• _GIVEN PROBLEM_: Each line below should be quoted exactly, please.

— Begin MATERIALS PROVIDED —

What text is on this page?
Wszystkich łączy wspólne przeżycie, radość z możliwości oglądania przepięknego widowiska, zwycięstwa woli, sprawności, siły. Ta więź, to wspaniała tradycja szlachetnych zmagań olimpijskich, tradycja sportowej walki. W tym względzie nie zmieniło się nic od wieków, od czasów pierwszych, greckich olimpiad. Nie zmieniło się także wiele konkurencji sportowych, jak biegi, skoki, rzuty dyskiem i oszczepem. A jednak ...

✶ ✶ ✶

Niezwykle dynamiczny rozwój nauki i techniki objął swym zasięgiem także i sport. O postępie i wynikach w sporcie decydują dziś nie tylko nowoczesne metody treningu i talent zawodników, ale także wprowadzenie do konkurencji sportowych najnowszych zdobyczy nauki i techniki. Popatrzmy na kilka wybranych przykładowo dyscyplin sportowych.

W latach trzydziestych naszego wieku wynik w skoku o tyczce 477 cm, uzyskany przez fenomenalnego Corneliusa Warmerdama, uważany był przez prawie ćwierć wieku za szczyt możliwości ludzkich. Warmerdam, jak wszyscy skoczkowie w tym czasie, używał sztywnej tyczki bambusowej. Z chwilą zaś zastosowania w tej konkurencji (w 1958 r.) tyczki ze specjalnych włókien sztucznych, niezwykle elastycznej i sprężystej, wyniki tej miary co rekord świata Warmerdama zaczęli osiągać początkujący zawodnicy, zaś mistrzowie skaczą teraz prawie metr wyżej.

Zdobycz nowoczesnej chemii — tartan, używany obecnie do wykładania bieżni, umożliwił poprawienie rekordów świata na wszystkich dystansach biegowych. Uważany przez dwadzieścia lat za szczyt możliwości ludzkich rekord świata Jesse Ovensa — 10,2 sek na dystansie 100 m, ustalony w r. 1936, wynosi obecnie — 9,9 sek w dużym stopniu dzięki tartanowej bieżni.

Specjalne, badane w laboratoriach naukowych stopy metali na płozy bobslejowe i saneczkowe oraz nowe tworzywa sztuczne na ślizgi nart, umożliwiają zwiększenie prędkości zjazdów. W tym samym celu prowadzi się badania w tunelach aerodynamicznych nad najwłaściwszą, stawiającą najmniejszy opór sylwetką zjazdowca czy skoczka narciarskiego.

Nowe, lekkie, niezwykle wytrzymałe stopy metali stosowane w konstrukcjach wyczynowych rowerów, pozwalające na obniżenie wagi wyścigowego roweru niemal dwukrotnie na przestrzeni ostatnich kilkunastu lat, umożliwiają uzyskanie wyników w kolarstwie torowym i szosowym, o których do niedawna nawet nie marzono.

— End MATERIALS PROVIDED —

• _EXERCISE RESULT_:
What text is on this page?
Wszystkich łączy wspólne przeżycie, radość z możliwości oglądania przepięknego widowiska, zwycięstwa woli, sprawności, siły. Ta więź, to wspaniała tradycja szlachetnych zmagań olimpijskich, tradycja sportowej walki. W tym względzie nie zmieniło się nic od wieków, od czasów pierwszych, greckich olimpiad. Nie zmieniło się także wiele konkurencji sportowych, jak biegi, skoki, rzuty dyskiem i oszczepem. A jednak ...

✶ ✶ ✶

Niezwykle dynamiczny rozwój nauki i techniki objął swym zasięgiem także i sport. O postępie i wynikach w sporcie decydują dziś nie tylko nowoczesne metody treningu i talent zawodników, ale także wprowadzenie do konkurencji sportowych najnowszych zdobyczy nauki i techniki. Popatrzmy na kilka wybranych przykładowo dyscyplin sportowych.

W latach trzydziestych naszego wieku wynik w skoku o tyczce 477 cm, uzyskany przez fenomenalnego Corneliusa Warmerdama, uważany był przez prawie ćwierć wieku za szczyt możliwości ludzkich. Warmerdam, jak wszyscy skoczkowie w tym czasie, używał sztywnej tyczki bambusowej. Z chwilą zaś zastosowania w tej konkurencji (w 1958 r.) tyczki ze specjalnych włókien sztucznych, niezwykle elastycznej i sprężystej, wyniki tej miary co rekord świata Warmerdama zaczęli osiągać początkujący zawodnicy, zaś mistrzowie skaczą teraz prawie metr wyżej.

Zdobycz nowoczesnej chemii — tartan, używany obecnie do wykładania bieżni, umożliwił poprawienie rekordów świata na wszystkich dystansach biegowych. Uważany przez dwadzieścia lat za szczyt możliwości ludzkich rekord świata Jesse Ovensa — 10,2 sek na dystansie 100 m, ustalony w r. 1936, wynosi obecnie — 9,9 sek w dużym stopniu dzięki tartanowej bieżni.

Specjalne, badane w laboratoriach naukowych stopy metali na płozy bobslejowe i saneczkowe oraz nowe tworzywa sztuczne na ślizgi nart, umożliwiają zwiększenie prędkości zjazdów. W tym samym celu prowadzi się badania w tunelach aerodynamicznych nad najwłaściwszą, stawiającą najmniejszy opór sylwetką zjazdowca czy skoczka narciarskiego.

Nowe, lekkie, niezwykle wytrzymałe stopy metali stosowane w konstrukcjach wyczynowych rowerów, pozwalające na obniżenie wagi wyścigowego roweru niemal dwukrotnie na przestrzeni ostatnich kilkunastu lat, umożliwiają uzyskanie wyników w kolarstwie torowym i szosowym, o których do niedawna nawet nie marzono.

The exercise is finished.